### [KUTIPAN TEKS]
------------------------

Hakikat kebaikan yang menjadi persoalan sentral etika adalah ‘nilai baik’ menurut semua segi. Dipandang dari sisi manapun, nilai kebaikan tidak pernah  mengalami perubahan. Jadi bersifat mutlak. Hal-hal seperti kesehatan, ketenangan, ketentraman, kemakmuran, kebahagiaan dan sebagainya, tetap mengandung nilai kebaikan. Hanya saja jenis perilaku mana yang bersesuaian dengan nilai kebaikan itu? Sebab, tidak semua jenis  perilaku berbanding lurus  dengan nilai kebaikan.
Berdasar pada sistematika filsafat, nilai keindahan, kebenaran, kebaikan  berada saling berhubungan secara integral menurut hokum kausalitas. Maksudnya, yang bernilai baik seharusnya benar dan indah, yang bernilai benar seharusnya baik dan indah, dan yang bernilai indah seharusnya benar dan baik. Tetapi apakah fakta  perilaku mencerminkan dimensi hubungan seperti itu?
Pada hakikatnya, kehidupan ini indah, ketika semua pihak bekarja sama untuk saling menolong dan memberi dalam ikatan kebersamaan yang harmonis Jadi, hakikat nilai kebaikan itu berada di dalam perilaku.
Dengan demikian, hakikatnya dapat diketahui dari fakta perilaku. Apakah perilaku itu bersesuaian dengan derajat nilai kemanusiaan ataukah tidak. Sedangkan derajat nilai kemanusiaan itu terletak pada apakah suatu perilaku mampu menumbuhkan moral menolong, memberi, sehingga menjadikan semua pihak mampu hidup mandiri, kreatif, cakap, dan terampil dalam kehidupannya.[20]
Dari segi bahasa baik atau kebaikan dalah terjemahan dari kata Khoir, al-Birr, al- Ma’ruf (dalam bahasa Arab). Good (dalam bahasa Inggris). Dikatakan bahwa yang disebut baik adalah sesuatu yang menimbulkan rasa keharuan, kepuasan, kesenangan dan persesuaian.
Sedang ‘baik’ menurut ethik adalah sesuatu yang berharga untuk tujuan,  sesuatu yang mendatangkan dan  memberikan rasa senang dan bahagia. Sebaliknya yang tidak berharga, tidak berguna untuk tujuan dan merugikan maka disebut buruk. Jadi disebut baik atau kebaikan adalah sesuatu yang diinginkan, yang diusahakan dan menjadi tujuan manusia. Walaupun tujuan orang atau golongan di dunia ini berbeda-beda, sesungguhnya pada akhirnya semuanya mempunyai tujuan yang sama sebagai tujuan akhir tiap-tiap sesuatu.

------------------------

### [BAHAN]
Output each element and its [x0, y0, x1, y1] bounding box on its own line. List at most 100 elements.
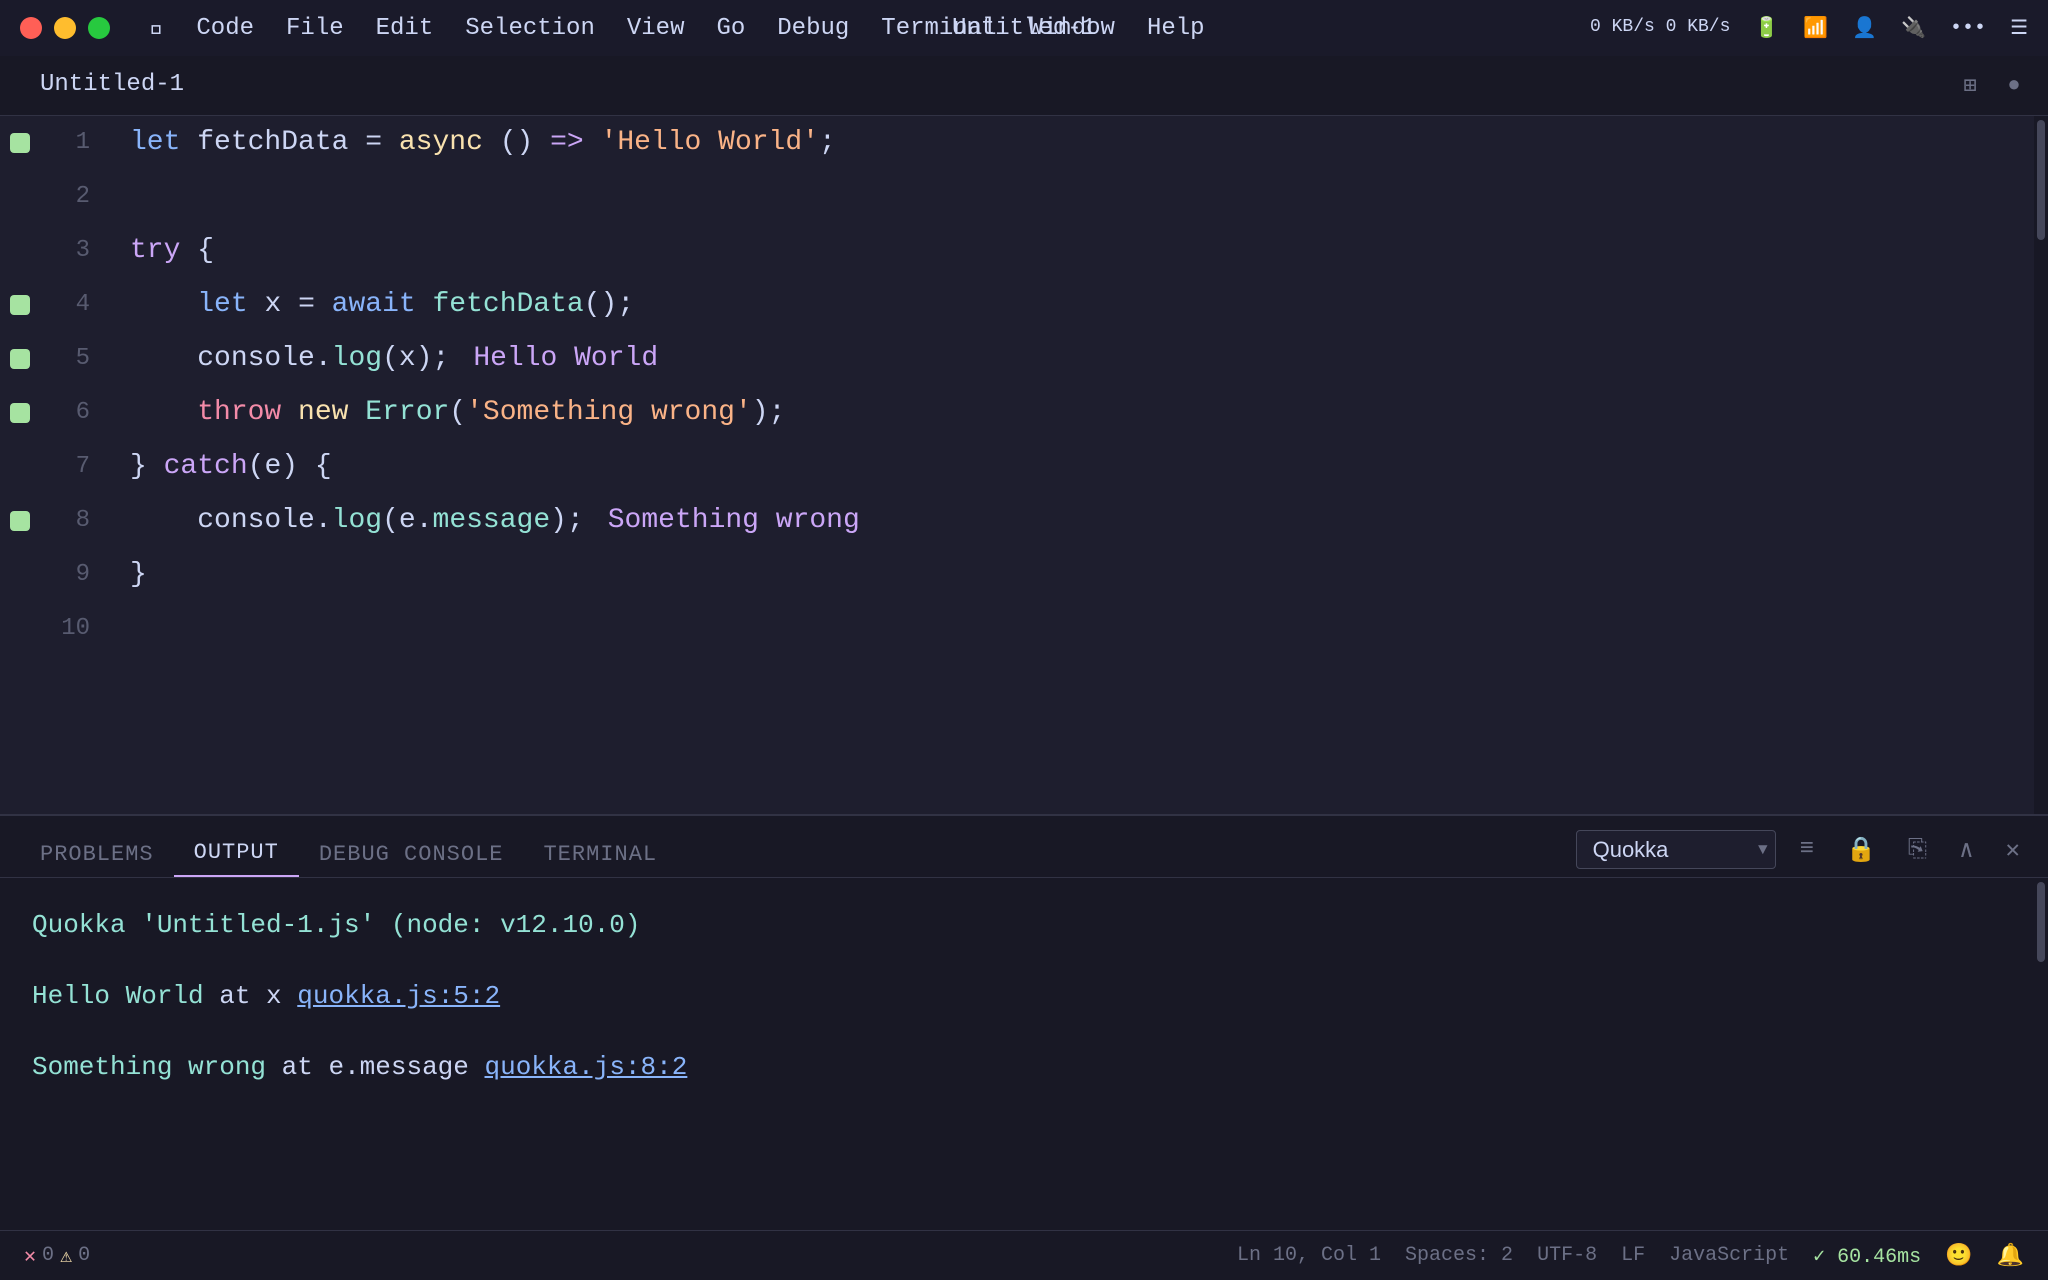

------------------------

### [TUGAS ANDA]
Tukar "merugikan" dengan "menyusahkan" pada bagian teks tentang hakikat kebaikan yang dimulai dari "Sedang ‘baik’ menurut" dan berakhir pada "akhir tiap-tiap sesuatu.", lalu tuliskan bagian itu.

### [HASIL LATIHAN]
Sedang ‘baik’ menurut ethik adalah sesuatu yang berharga untuk tujuan,  sesuatu yang mendatangkan dan  memberikan rasa senang dan bahagia. Sebaliknya yang tidak berharga, tidak berguna untuk tujuan dan menyusahkan maka disebut buruk. Jadi disebut baik atau kebaikan adalah sesuatu yang diinginkan, yang diusahakan dan menjadi tujuan manusia. Walaupun tujuan orang atau golongan di dunia ini berbeda-beda, sesungguhnya pada akhirnya semuanya mempunyai tujuan yang sama sebagai tujuan akhir tiap-tiap sesuatu.